> TASK PROMPT
Copy out each line exactly as it appears.

> Figure content listings
--- BEGIN ---

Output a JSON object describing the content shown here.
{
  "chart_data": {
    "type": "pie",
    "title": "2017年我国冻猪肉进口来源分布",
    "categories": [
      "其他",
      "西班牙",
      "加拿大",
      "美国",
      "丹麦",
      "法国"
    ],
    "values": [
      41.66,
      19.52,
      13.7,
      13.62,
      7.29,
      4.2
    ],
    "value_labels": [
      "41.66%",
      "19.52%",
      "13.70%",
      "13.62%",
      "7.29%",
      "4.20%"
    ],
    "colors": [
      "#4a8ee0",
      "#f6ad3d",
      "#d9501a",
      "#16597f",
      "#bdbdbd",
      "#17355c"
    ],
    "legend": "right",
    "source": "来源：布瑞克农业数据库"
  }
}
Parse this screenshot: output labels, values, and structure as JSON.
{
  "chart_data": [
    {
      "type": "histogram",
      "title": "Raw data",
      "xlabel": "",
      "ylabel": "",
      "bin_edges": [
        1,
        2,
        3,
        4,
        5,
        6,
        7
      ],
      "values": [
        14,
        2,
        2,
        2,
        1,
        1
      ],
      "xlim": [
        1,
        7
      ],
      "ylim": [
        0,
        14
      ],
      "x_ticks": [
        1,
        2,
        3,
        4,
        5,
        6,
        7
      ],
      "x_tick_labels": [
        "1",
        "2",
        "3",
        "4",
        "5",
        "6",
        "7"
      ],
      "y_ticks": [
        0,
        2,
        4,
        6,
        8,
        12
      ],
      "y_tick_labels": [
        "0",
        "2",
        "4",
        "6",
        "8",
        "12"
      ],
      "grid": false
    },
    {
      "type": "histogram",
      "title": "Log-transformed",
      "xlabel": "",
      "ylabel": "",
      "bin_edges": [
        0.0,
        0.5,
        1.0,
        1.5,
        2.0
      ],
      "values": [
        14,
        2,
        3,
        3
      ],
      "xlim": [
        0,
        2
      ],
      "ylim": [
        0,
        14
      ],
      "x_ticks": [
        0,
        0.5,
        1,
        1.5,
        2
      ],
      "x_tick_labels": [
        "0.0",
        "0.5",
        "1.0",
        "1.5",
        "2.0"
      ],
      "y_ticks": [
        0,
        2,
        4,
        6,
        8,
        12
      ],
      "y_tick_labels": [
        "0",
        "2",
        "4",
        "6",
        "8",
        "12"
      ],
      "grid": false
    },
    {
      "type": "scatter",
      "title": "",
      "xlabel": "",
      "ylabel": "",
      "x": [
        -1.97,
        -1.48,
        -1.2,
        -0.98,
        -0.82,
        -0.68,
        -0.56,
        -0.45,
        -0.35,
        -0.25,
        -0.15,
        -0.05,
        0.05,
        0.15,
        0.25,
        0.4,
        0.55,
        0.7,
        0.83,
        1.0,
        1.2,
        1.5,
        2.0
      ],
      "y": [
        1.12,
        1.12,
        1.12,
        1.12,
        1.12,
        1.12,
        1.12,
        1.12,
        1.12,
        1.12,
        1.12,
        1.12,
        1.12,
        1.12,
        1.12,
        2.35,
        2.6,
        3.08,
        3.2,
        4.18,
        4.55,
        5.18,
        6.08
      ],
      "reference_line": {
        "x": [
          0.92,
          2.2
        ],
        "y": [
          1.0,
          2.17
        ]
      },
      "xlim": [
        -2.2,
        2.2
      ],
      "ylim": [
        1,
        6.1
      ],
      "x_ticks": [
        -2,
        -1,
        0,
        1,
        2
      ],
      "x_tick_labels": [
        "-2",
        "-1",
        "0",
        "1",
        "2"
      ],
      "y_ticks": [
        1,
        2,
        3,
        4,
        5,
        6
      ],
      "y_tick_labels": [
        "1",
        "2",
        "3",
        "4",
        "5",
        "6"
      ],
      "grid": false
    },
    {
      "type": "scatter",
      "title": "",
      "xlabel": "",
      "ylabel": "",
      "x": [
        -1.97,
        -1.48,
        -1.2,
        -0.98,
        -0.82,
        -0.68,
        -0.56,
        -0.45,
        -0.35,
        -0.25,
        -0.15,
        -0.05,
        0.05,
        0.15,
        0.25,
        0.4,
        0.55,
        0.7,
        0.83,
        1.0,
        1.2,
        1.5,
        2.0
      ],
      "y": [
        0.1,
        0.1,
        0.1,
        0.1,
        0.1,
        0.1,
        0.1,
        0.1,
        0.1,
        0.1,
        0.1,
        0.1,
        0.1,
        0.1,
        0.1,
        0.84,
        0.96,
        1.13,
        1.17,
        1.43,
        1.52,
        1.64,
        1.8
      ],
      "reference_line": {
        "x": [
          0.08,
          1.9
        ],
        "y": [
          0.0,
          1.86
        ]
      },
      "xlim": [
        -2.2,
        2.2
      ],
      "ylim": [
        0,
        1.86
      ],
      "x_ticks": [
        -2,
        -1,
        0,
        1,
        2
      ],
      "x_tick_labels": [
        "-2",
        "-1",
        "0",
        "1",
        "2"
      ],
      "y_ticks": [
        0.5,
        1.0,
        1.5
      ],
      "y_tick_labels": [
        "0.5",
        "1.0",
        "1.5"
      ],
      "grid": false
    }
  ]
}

--- END ---

> THE REPLY
Output a JSON object describing the content shown here.
{
  "chart_data": {
    "type": "pie",
    "title": "2017年我国冻猪肉进口来源分布",
    "categories": [
      "其他",
      "西班牙",
      "加拿大",
      "美国",
      "丹麦",
      "法国"
    ],
    "values": [
      41.66,
      19.52,
      13.7,
      13.62,
      7.29,
      4.2
    ],
    "value_labels": [
      "41.66%",
      "19.52%",
      "13.70%",
      "13.62%",
      "7.29%",
      "4.20%"
    ],
    "colors": [
      "#4a8ee0",
      "#f6ad3d",
      "#d9501a",
      "#16597f",
      "#bdbdbd",
      "#17355c"
    ],
    "legend": "right",
    "source": "来源：布瑞克农业数据库"
  }
}
Parse this screenshot: output labels, values, and structure as JSON.
{
  "chart_data": [
    {
      "type": "histogram",
      "title": "Raw data",
      "xlabel": "",
      "ylabel": "",
      "bin_edges": [
        1,
        2,
        3,
        4,
        5,
        6,
        7
      ],
      "values": [
        14,
        2,
        2,
        2,
        1,
        1
      ],
      "xlim": [
        1,
        7
      ],
      "ylim": [
        0,
        14
      ],
      "x_ticks": [
        1,
        2,
        3,
        4,
        5,
        6,
        7
      ],
      "x_tick_labels": [
        "1",
        "2",
        "3",
        "4",
        "5",
        "6",
        "7"
      ],
      "y_ticks": [
        0,
        2,
        4,
        6,
        8,
        12
      ],
      "y_tick_labels": [
        "0",
        "2",
        "4",
        "6",
        "8",
        "12"
      ],
      "grid": false
    },
    {
      "type": "histogram",
      "title": "Log-transformed",
      "xlabel": "",
      "ylabel": "",
      "bin_edges": [
        0.0,
        0.5,
        1.0,
        1.5,
        2.0
      ],
      "values": [
        14,
        2,
        3,
        3
      ],
      "xlim": [
        0,
        2
      ],
      "ylim": [
        0,
        14
      ],
      "x_ticks": [
        0,
        0.5,
        1,
        1.5,
        2
      ],
      "x_tick_labels": [
        "0.0",
        "0.5",
        "1.0",
        "1.5",
        "2.0"
      ],
      "y_ticks": [
        0,
        2,
        4,
        6,
        8,
        12
      ],
      "y_tick_labels": [
        "0",
        "2",
        "4",
        "6",
        "8",
        "12"
      ],
      "grid": false
    },
    {
      "type": "scatter",
      "title": "",
      "xlabel": "",
      "ylabel": "",
      "x": [
        -1.97,
        -1.48,
        -1.2,
        -0.98,
        -0.82,
        -0.68,
        -0.56,
        -0.45,
        -0.35,
        -0.25,
        -0.15,
        -0.05,
        0.05,
        0.15,
        0.25,
        0.4,
        0.55,
        0.7,
        0.83,
        1.0,
        1.2,
        1.5,
        2.0
      ],
      "y": [
        1.12,
        1.12,
        1.12,
        1.12,
        1.12,
        1.12,
        1.12,
        1.12,
        1.12,
        1.12,
        1.12,
        1.12,
        1.12,
        1.12,
        1.12,
        2.35,
        2.6,
        3.08,
        3.2,
        4.18,
        4.55,
        5.18,
        6.08
      ],
      "reference_line": {
        "x": [
          0.92,
          2.2
        ],
        "y": [
          1.0,
          2.17
        ]
      },
      "xlim": [
        -2.2,
        2.2
      ],
      "ylim": [
        1,
        6.1
      ],
      "x_ticks": [
        -2,
        -1,
        0,
        1,
        2
      ],
      "x_tick_labels": [
        "-2",
        "-1",
        "0",
        "1",
        "2"
      ],
      "y_ticks": [
        1,
        2,
        3,
        4,
        5,
        6
      ],
      "y_tick_labels": [
        "1",
        "2",
        "3",
        "4",
        "5",
        "6"
      ],
      "grid": false
    },
    {
      "type": "scatter",
      "title": "",
      "xlabel": "",
      "ylabel": "",
      "x": [
        -1.97,
        -1.48,
        -1.2,
        -0.98,
        -0.82,
        -0.68,
        -0.56,
        -0.45,
        -0.35,
        -0.25,
        -0.15,
        -0.05,
        0.05,
        0.15,
        0.25,
        0.4,
        0.55,
        0.7,
        0.83,
        1.0,
        1.2,
        1.5,
        2.0
      ],
      "y": [
        0.1,
        0.1,
        0.1,
        0.1,
        0.1,
        0.1,
        0.1,
        0.1,
        0.1,
        0.1,
        0.1,
        0.1,
        0.1,
        0.1,
        0.1,
        0.84,
        0.96,
        1.13,
        1.17,
        1.43,
        1.52,
        1.64,
        1.8
      ],
      "reference_line": {
        "x": [
          0.08,
          1.9
        ],
        "y": [
          0.0,
          1.86
        ]
      },
      "xlim": [
        -2.2,
        2.2
      ],
      "ylim": [
        0,
        1.86
      ],
      "x_ticks": [
        -2,
        -1,
        0,
        1,
        2
      ],
      "x_tick_labels": [
        "-2",
        "-1",
        "0",
        "1",
        "2"
      ],
      "y_ticks": [
        0.5,
        1.0,
        1.5
      ],
      "y_tick_labels": [
        "0.5",
        "1.0",
        "1.5"
      ],
      "grid": false
    }
  ]
}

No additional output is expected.